- _DATASET ROWS_

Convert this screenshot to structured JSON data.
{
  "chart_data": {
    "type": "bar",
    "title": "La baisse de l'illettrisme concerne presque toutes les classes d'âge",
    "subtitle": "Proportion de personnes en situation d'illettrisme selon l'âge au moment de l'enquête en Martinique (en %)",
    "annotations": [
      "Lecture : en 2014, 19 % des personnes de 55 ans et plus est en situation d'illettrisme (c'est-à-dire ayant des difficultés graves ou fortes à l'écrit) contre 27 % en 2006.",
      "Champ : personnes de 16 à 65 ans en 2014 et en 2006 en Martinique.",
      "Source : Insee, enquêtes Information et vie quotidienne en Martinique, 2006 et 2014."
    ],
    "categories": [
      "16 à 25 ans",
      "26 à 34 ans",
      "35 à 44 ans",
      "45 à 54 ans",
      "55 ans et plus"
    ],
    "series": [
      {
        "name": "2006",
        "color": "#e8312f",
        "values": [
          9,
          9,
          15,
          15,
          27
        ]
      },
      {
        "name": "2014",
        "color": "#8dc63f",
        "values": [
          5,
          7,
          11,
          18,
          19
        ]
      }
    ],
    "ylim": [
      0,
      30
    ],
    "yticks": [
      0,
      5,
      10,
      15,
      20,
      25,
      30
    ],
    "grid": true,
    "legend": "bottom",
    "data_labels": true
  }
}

- _EXERCISE AIM_
All of the material above needs to be retyped word for word.

- _THE SOLUTION_
Convert this screenshot to structured JSON data.
{
  "chart_data": {
    "type": "bar",
    "title": "La baisse de l'illettrisme concerne presque toutes les classes d'âge",
    "subtitle": "Proportion de personnes en situation d'illettrisme selon l'âge au moment de l'enquête en Martinique (en %)",
    "annotations": [
      "Lecture : en 2014, 19 % des personnes de 55 ans et plus est en situation d'illettrisme (c'est-à-dire ayant des difficultés graves ou fortes à l'écrit) contre 27 % en 2006.",
      "Champ : personnes de 16 à 65 ans en 2014 et en 2006 en Martinique.",
      "Source : Insee, enquêtes Information et vie quotidienne en Martinique, 2006 et 2014."
    ],
    "categories": [
      "16 à 25 ans",
      "26 à 34 ans",
      "35 à 44 ans",
      "45 à 54 ans",
      "55 ans et plus"
    ],
    "series": [
      {
        "name": "2006",
        "color": "#e8312f",
        "values": [
          9,
          9,
          15,
          15,
          27
        ]
      },
      {
        "name": "2014",
        "color": "#8dc63f",
        "values": [
          5,
          7,
          11,
          18,
          19
        ]
      }
    ],
    "ylim": [
      0,
      30
    ],
    "yticks": [
      0,
      5,
      10,
      15,
      20,
      25,
      30
    ],
    "grid": true,
    "legend": "bottom",
    "data_labels": true
  }
}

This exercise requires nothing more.